The problem → Exclude any images and output the remaining records exactly.
* start Data for the task *
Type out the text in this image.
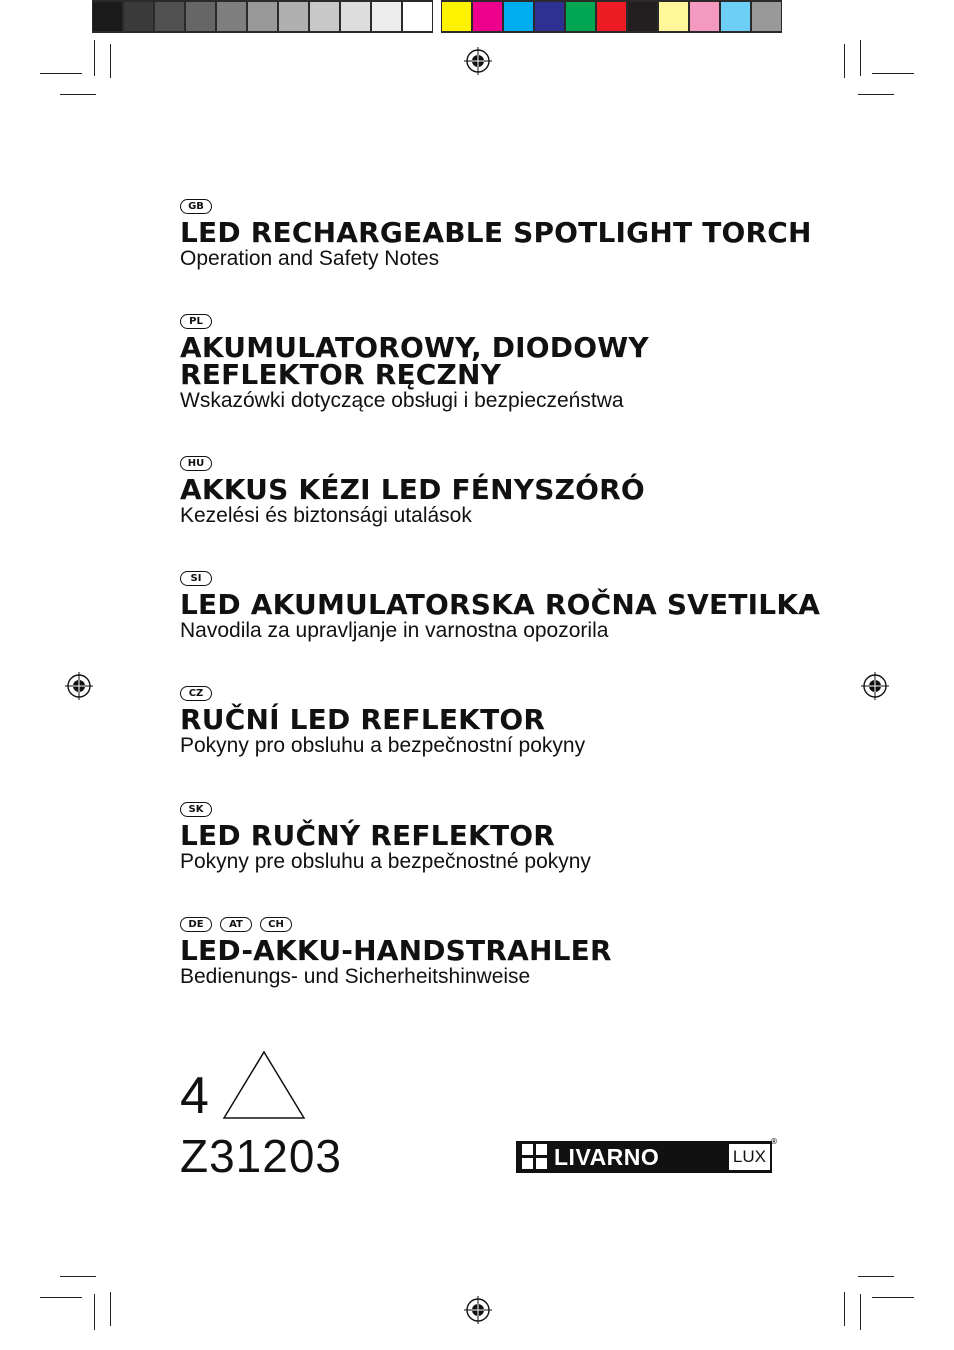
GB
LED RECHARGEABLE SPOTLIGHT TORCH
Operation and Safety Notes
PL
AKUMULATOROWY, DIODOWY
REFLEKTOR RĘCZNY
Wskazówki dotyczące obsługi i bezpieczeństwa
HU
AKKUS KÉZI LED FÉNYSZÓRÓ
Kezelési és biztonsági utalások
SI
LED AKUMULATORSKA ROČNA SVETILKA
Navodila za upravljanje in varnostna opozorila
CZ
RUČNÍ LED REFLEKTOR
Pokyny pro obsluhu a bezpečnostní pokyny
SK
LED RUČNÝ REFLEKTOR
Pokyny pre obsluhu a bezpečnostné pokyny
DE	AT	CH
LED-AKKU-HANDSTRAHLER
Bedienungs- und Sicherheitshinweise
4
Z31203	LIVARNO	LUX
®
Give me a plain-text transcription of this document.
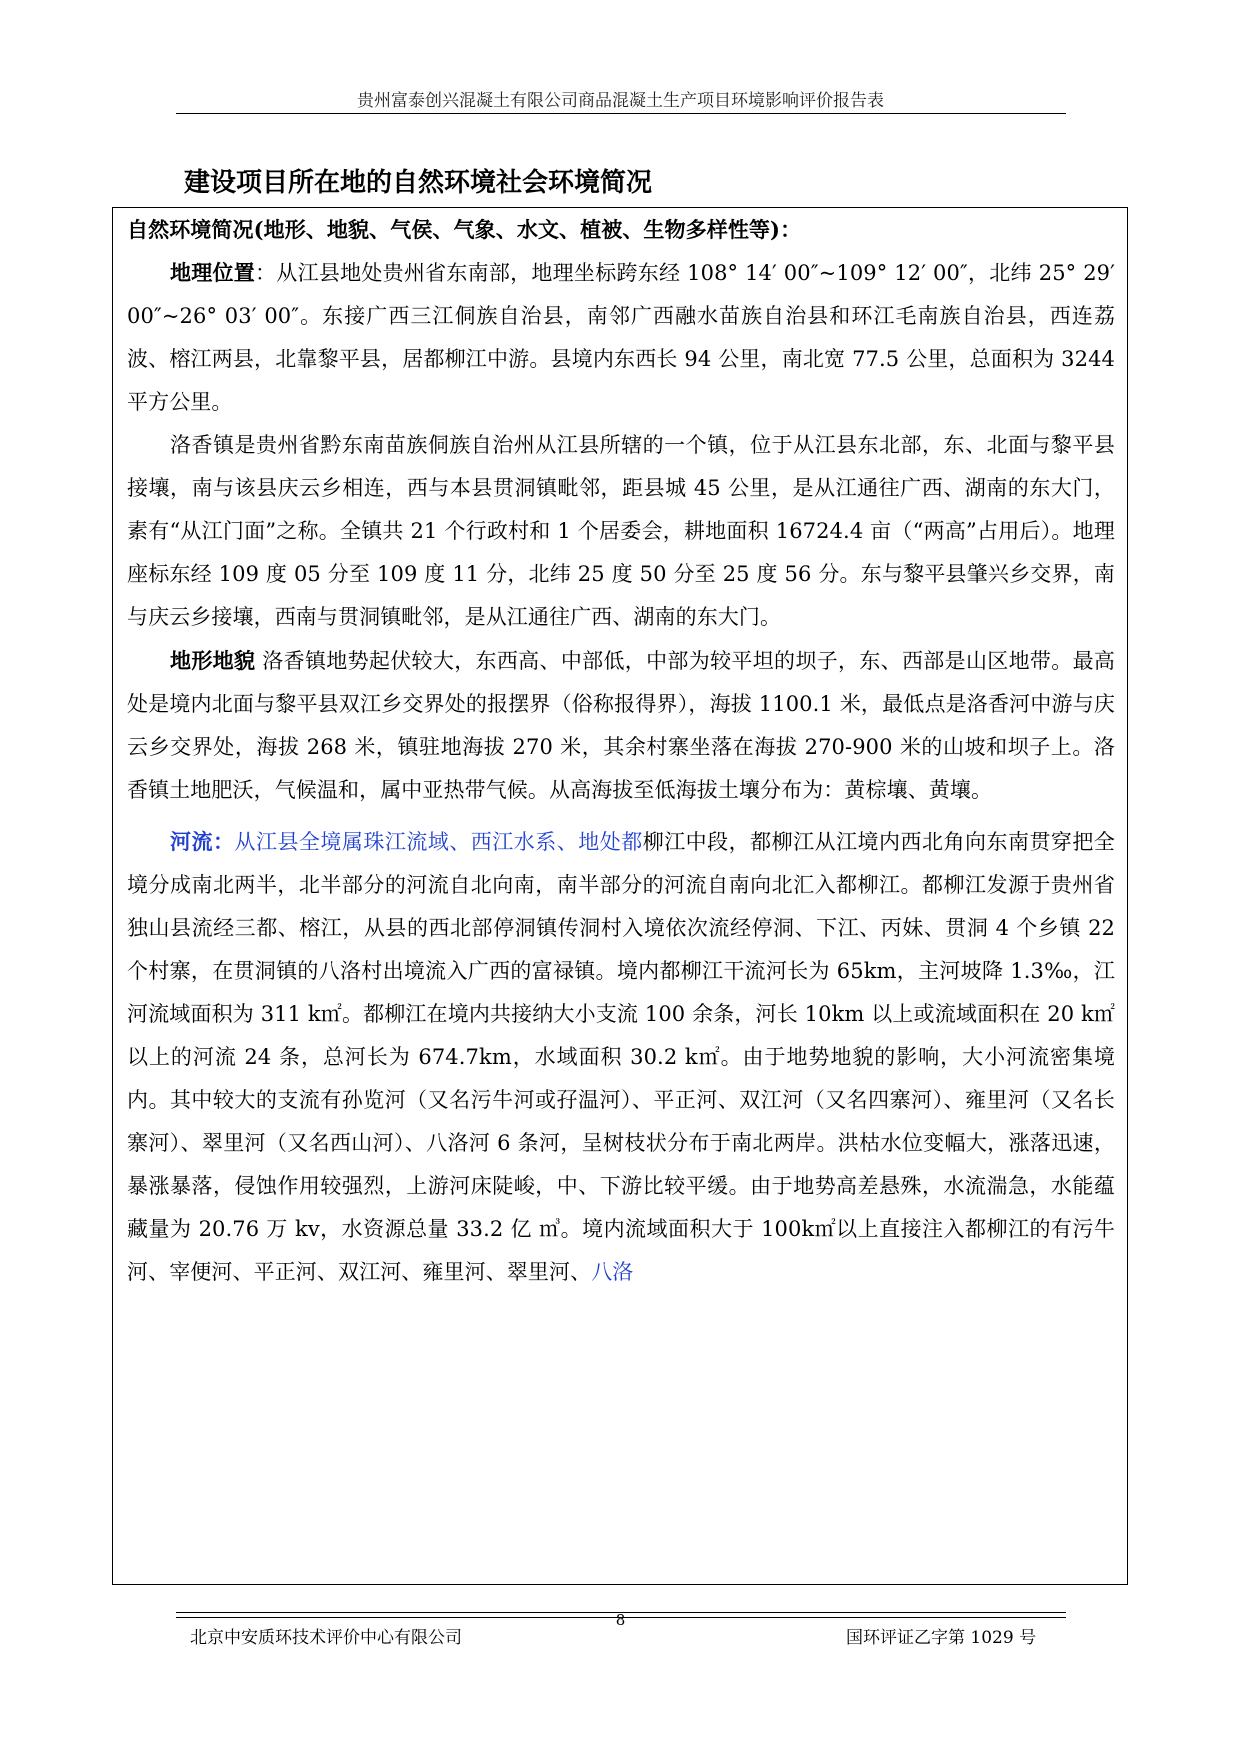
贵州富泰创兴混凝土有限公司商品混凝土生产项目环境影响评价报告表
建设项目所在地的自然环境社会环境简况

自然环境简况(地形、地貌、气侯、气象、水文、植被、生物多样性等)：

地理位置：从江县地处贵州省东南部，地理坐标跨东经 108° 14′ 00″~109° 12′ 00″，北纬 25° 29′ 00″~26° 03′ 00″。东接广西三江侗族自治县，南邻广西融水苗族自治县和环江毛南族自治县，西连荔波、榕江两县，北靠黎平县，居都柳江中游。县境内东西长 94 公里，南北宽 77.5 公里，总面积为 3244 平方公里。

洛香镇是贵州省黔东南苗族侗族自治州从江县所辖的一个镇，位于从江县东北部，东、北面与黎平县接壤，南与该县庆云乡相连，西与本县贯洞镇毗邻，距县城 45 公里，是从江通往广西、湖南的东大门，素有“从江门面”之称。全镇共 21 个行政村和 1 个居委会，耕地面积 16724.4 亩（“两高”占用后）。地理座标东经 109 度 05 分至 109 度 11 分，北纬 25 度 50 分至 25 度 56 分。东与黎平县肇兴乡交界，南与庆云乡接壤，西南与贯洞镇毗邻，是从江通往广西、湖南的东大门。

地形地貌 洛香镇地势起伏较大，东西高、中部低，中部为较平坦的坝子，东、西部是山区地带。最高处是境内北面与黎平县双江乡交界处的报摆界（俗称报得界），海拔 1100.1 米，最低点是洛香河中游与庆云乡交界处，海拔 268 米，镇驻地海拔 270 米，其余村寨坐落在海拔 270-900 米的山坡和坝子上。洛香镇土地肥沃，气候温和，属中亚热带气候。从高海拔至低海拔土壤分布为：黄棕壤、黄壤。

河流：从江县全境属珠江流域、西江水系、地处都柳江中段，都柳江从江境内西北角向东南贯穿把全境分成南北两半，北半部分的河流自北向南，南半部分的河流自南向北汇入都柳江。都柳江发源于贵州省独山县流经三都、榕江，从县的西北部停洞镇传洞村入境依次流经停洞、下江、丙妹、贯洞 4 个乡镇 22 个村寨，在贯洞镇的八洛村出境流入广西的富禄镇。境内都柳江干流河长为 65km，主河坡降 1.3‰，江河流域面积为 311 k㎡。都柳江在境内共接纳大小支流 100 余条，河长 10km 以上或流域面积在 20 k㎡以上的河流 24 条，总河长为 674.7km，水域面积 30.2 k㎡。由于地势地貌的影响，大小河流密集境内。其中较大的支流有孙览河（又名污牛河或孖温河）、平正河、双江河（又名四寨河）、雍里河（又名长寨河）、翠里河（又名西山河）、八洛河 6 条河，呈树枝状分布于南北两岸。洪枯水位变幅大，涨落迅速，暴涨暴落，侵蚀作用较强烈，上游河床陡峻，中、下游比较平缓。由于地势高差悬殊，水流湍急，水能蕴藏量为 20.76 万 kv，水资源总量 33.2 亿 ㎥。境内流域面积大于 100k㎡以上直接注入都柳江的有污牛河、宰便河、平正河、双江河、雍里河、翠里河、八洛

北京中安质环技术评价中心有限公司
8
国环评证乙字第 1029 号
* end Data for the task *
Solution for this task →
Type out the text in this image.
GB
LED RECHARGEABLE SPOTLIGHT TORCH
Operation and Safety Notes
PL
AKUMULATOROWY, DIODOWY
REFLEKTOR RĘCZNY
Wskazówki dotyczące obsługi i bezpieczeństwa
HU
AKKUS KÉZI LED FÉNYSZÓRÓ
Kezelési és biztonsági utalások
SI
LED AKUMULATORSKA ROČNA SVETILKA
Navodila za upravljanje in varnostna opozorila
CZ
RUČNÍ LED REFLEKTOR
Pokyny pro obsluhu a bezpečnostní pokyny
SK
LED RUČNÝ REFLEKTOR
Pokyny pre obsluhu a bezpečnostné pokyny
DE	AT	CH
LED-AKKU-HANDSTRAHLER
Bedienungs- und Sicherheitshinweise
4
Z31203	LIVARNO	LUX
®
Give me a plain-text transcription of this document.
贵州富泰创兴混凝土有限公司商品混凝土生产项目环境影响评价报告表
建设项目所在地的自然环境社会环境简况

自然环境简况(地形、地貌、气侯、气象、水文、植被、生物多样性等)：

地理位置：从江县地处贵州省东南部，地理坐标跨东经 108° 14′ 00″~109° 12′ 00″，北纬 25° 29′ 00″~26° 03′ 00″。东接广西三江侗族自治县，南邻广西融水苗族自治县和环江毛南族自治县，西连荔波、榕江两县，北靠黎平县，居都柳江中游。县境内东西长 94 公里，南北宽 77.5 公里，总面积为 3244 平方公里。

洛香镇是贵州省黔东南苗族侗族自治州从江县所辖的一个镇，位于从江县东北部，东、北面与黎平县接壤，南与该县庆云乡相连，西与本县贯洞镇毗邻，距县城 45 公里，是从江通往广西、湖南的东大门，素有“从江门面”之称。全镇共 21 个行政村和 1 个居委会，耕地面积 16724.4 亩（“两高”占用后）。地理座标东经 109 度 05 分至 109 度 11 分，北纬 25 度 50 分至 25 度 56 分。东与黎平县肇兴乡交界，南与庆云乡接壤，西南与贯洞镇毗邻，是从江通往广西、湖南的东大门。

地形地貌 洛香镇地势起伏较大，东西高、中部低，中部为较平坦的坝子，东、西部是山区地带。最高处是境内北面与黎平县双江乡交界处的报摆界（俗称报得界），海拔 1100.1 米，最低点是洛香河中游与庆云乡交界处，海拔 268 米，镇驻地海拔 270 米，其余村寨坐落在海拔 270-900 米的山坡和坝子上。洛香镇土地肥沃，气候温和，属中亚热带气候。从高海拔至低海拔土壤分布为：黄棕壤、黄壤。

河流：从江县全境属珠江流域、西江水系、地处都柳江中段，都柳江从江境内西北角向东南贯穿把全境分成南北两半，北半部分的河流自北向南，南半部分的河流自南向北汇入都柳江。都柳江发源于贵州省独山县流经三都、榕江，从县的西北部停洞镇传洞村入境依次流经停洞、下江、丙妹、贯洞 4 个乡镇 22 个村寨，在贯洞镇的八洛村出境流入广西的富禄镇。境内都柳江干流河长为 65km，主河坡降 1.3‰，江河流域面积为 311 k㎡。都柳江在境内共接纳大小支流 100 余条，河长 10km 以上或流域面积在 20 k㎡以上的河流 24 条，总河长为 674.7km，水域面积 30.2 k㎡。由于地势地貌的影响，大小河流密集境内。其中较大的支流有孙览河（又名污牛河或孖温河）、平正河、双江河（又名四寨河）、雍里河（又名长寨河）、翠里河（又名西山河）、八洛河 6 条河，呈树枝状分布于南北两岸。洪枯水位变幅大，涨落迅速，暴涨暴落，侵蚀作用较强烈，上游河床陡峻，中、下游比较平缓。由于地势高差悬殊，水流湍急，水能蕴藏量为 20.76 万 kv，水资源总量 33.2 亿 ㎥。境内流域面积大于 100k㎡以上直接注入都柳江的有污牛河、宰便河、平正河、双江河、雍里河、翠里河、八洛

北京中安质环技术评价中心有限公司
8
国环评证乙字第 1029 号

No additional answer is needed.